-- Start of Rows --

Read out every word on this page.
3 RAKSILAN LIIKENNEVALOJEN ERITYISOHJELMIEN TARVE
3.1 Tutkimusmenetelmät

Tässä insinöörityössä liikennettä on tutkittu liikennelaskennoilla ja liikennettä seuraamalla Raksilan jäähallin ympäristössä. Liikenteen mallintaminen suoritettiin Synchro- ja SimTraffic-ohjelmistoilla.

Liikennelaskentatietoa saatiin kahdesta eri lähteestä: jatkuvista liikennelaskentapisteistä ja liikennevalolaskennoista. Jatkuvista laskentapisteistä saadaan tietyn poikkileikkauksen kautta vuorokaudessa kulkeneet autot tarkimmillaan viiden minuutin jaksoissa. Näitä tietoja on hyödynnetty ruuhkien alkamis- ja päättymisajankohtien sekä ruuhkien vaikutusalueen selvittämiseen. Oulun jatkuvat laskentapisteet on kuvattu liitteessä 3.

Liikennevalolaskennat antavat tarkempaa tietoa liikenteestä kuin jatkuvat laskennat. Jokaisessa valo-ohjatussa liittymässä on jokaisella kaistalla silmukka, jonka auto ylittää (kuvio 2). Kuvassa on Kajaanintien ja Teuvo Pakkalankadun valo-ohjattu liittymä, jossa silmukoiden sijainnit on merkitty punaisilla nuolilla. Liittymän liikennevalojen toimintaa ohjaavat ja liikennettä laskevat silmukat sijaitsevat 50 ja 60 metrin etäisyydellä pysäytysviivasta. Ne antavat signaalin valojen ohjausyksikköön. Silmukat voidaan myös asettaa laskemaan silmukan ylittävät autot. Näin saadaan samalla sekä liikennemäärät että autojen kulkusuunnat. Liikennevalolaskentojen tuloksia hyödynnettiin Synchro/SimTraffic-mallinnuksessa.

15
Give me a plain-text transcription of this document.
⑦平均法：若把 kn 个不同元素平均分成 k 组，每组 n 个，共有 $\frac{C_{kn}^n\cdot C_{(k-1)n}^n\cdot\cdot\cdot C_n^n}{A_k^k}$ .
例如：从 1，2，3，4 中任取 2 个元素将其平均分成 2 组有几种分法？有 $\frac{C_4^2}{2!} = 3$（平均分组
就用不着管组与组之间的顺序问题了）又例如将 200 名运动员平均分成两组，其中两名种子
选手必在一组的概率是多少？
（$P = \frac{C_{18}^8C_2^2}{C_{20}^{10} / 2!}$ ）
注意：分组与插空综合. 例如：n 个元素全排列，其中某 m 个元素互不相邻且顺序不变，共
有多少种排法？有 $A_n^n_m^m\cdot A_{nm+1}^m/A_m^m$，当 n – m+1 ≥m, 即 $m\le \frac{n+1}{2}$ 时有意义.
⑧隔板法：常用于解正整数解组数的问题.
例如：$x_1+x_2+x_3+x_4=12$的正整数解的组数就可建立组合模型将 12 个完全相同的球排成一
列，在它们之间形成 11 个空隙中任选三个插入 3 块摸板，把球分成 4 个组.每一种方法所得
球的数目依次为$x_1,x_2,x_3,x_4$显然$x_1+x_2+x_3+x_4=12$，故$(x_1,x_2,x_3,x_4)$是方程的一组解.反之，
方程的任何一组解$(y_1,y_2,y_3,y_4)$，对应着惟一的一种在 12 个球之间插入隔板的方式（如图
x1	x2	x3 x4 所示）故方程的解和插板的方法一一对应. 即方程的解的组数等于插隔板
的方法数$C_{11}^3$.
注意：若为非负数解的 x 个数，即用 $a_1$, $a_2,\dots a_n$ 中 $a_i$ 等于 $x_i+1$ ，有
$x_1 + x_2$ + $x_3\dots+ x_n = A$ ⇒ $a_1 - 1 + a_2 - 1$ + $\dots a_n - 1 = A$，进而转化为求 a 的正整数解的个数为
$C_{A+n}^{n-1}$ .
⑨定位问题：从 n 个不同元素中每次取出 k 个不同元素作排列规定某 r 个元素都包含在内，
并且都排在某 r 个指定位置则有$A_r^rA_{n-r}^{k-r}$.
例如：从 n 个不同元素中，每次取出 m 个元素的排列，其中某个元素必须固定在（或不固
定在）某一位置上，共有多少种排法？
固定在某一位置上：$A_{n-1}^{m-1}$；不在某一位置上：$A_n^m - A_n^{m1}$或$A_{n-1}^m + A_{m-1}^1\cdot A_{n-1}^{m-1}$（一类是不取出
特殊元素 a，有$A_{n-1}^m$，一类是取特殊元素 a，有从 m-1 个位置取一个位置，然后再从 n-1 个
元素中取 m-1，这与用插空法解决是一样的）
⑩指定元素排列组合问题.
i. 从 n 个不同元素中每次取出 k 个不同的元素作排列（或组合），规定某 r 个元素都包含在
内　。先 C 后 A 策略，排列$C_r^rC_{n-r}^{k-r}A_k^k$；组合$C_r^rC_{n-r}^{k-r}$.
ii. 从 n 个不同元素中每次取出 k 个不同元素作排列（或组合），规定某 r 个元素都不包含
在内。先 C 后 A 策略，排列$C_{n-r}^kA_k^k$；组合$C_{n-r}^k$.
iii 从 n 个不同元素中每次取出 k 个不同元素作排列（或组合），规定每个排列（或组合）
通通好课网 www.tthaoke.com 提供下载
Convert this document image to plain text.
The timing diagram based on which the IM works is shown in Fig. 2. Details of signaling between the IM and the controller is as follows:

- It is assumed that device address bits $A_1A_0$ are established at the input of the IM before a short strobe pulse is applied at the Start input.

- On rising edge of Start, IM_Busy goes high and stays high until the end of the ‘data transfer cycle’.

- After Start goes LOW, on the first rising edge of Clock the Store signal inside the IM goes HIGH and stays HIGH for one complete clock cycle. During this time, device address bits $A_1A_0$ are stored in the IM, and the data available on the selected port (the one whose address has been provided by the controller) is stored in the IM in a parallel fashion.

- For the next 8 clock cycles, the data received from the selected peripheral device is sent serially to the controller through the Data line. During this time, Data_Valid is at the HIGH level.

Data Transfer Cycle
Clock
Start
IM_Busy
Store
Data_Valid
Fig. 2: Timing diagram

-- End of Rows --

- Request
Extract each record, keeping it identical to the original.

- Response to this exercise
Read out every word on this page.
3 RAKSILAN LIIKENNEVALOJEN ERITYISOHJELMIEN TARVE
3.1 Tutkimusmenetelmät

Tässä insinöörityössä liikennettä on tutkittu liikennelaskennoilla ja liikennettä seuraamalla Raksilan jäähallin ympäristössä. Liikenteen mallintaminen suoritettiin Synchro- ja SimTraffic-ohjelmistoilla.

Liikennelaskentatietoa saatiin kahdesta eri lähteestä: jatkuvista liikennelaskentapisteistä ja liikennevalolaskennoista. Jatkuvista laskentapisteistä saadaan tietyn poikkileikkauksen kautta vuorokaudessa kulkeneet autot tarkimmillaan viiden minuutin jaksoissa. Näitä tietoja on hyödynnetty ruuhkien alkamis- ja päättymisajankohtien sekä ruuhkien vaikutusalueen selvittämiseen. Oulun jatkuvat laskentapisteet on kuvattu liitteessä 3.

Liikennevalolaskennat antavat tarkempaa tietoa liikenteestä kuin jatkuvat laskennat. Jokaisessa valo-ohjatussa liittymässä on jokaisella kaistalla silmukka, jonka auto ylittää (kuvio 2). Kuvassa on Kajaanintien ja Teuvo Pakkalankadun valo-ohjattu liittymä, jossa silmukoiden sijainnit on merkitty punaisilla nuolilla. Liittymän liikennevalojen toimintaa ohjaavat ja liikennettä laskevat silmukat sijaitsevat 50 ja 60 metrin etäisyydellä pysäytysviivasta. Ne antavat signaalin valojen ohjausyksikköön. Silmukat voidaan myös asettaa laskemaan silmukan ylittävät autot. Näin saadaan samalla sekä liikennemäärät että autojen kulkusuunnat. Liikennevalolaskentojen tuloksia hyödynnettiin Synchro/SimTraffic-mallinnuksessa.

15
Give me a plain-text transcription of this document.
⑦平均法：若把 kn 个不同元素平均分成 k 组，每组 n 个，共有 $\frac{C_{kn}^n\cdot C_{(k-1)n}^n\cdot\cdot\cdot C_n^n}{A_k^k}$ .
例如：从 1，2，3，4 中任取 2 个元素将其平均分成 2 组有几种分法？有 $\frac{C_4^2}{2!} = 3$（平均分组
就用不着管组与组之间的顺序问题了）又例如将 200 名运动员平均分成两组，其中两名种子
选手必在一组的概率是多少？
（$P = \frac{C_{18}^8C_2^2}{C_{20}^{10} / 2!}$ ）
注意：分组与插空综合. 例如：n 个元素全排列，其中某 m 个元素互不相邻且顺序不变，共
有多少种排法？有 $A_n^n_m^m\cdot A_{nm+1}^m/A_m^m$，当 n – m+1 ≥m, 即 $m\le \frac{n+1}{2}$ 时有意义.
⑧隔板法：常用于解正整数解组数的问题.
例如：$x_1+x_2+x_3+x_4=12$的正整数解的组数就可建立组合模型将 12 个完全相同的球排成一
列，在它们之间形成 11 个空隙中任选三个插入 3 块摸板，把球分成 4 个组.每一种方法所得
球的数目依次为$x_1,x_2,x_3,x_4$显然$x_1+x_2+x_3+x_4=12$，故$(x_1,x_2,x_3,x_4)$是方程的一组解.反之，
方程的任何一组解$(y_1,y_2,y_3,y_4)$，对应着惟一的一种在 12 个球之间插入隔板的方式（如图
x1	x2	x3 x4 所示）故方程的解和插板的方法一一对应. 即方程的解的组数等于插隔板
的方法数$C_{11}^3$.
注意：若为非负数解的 x 个数，即用 $a_1$, $a_2,\dots a_n$ 中 $a_i$ 等于 $x_i+1$ ，有
$x_1 + x_2$ + $x_3\dots+ x_n = A$ ⇒ $a_1 - 1 + a_2 - 1$ + $\dots a_n - 1 = A$，进而转化为求 a 的正整数解的个数为
$C_{A+n}^{n-1}$ .
⑨定位问题：从 n 个不同元素中每次取出 k 个不同元素作排列规定某 r 个元素都包含在内，
并且都排在某 r 个指定位置则有$A_r^rA_{n-r}^{k-r}$.
例如：从 n 个不同元素中，每次取出 m 个元素的排列，其中某个元素必须固定在（或不固
定在）某一位置上，共有多少种排法？
固定在某一位置上：$A_{n-1}^{m-1}$；不在某一位置上：$A_n^m - A_n^{m1}$或$A_{n-1}^m + A_{m-1}^1\cdot A_{n-1}^{m-1}$（一类是不取出
特殊元素 a，有$A_{n-1}^m$，一类是取特殊元素 a，有从 m-1 个位置取一个位置，然后再从 n-1 个
元素中取 m-1，这与用插空法解决是一样的）
⑩指定元素排列组合问题.
i. 从 n 个不同元素中每次取出 k 个不同的元素作排列（或组合），规定某 r 个元素都包含在
内　。先 C 后 A 策略，排列$C_r^rC_{n-r}^{k-r}A_k^k$；组合$C_r^rC_{n-r}^{k-r}$.
ii. 从 n 个不同元素中每次取出 k 个不同元素作排列（或组合），规定某 r 个元素都不包含
在内。先 C 后 A 策略，排列$C_{n-r}^kA_k^k$；组合$C_{n-r}^k$.
iii 从 n 个不同元素中每次取出 k 个不同元素作排列（或组合），规定每个排列（或组合）
通通好课网 www.tthaoke.com 提供下载
Convert this document image to plain text.
The timing diagram based on which the IM works is shown in Fig. 2. Details of signaling between the IM and the controller is as follows:

- It is assumed that device address bits $A_1A_0$ are established at the input of the IM before a short strobe pulse is applied at the Start input.

- On rising edge of Start, IM_Busy goes high and stays high until the end of the ‘data transfer cycle’.

- After Start goes LOW, on the first rising edge of Clock the Store signal inside the IM goes HIGH and stays HIGH for one complete clock cycle. During this time, device address bits $A_1A_0$ are stored in the IM, and the data available on the selected port (the one whose address has been provided by the controller) is stored in the IM in a parallel fashion.

- For the next 8 clock cycles, the data received from the selected peripheral device is sent serially to the controller through the Data line. During this time, Data_Valid is at the HIGH level.

Data Transfer Cycle
Clock
Start
IM_Busy
Store
Data_Valid
Fig. 2: Timing diagram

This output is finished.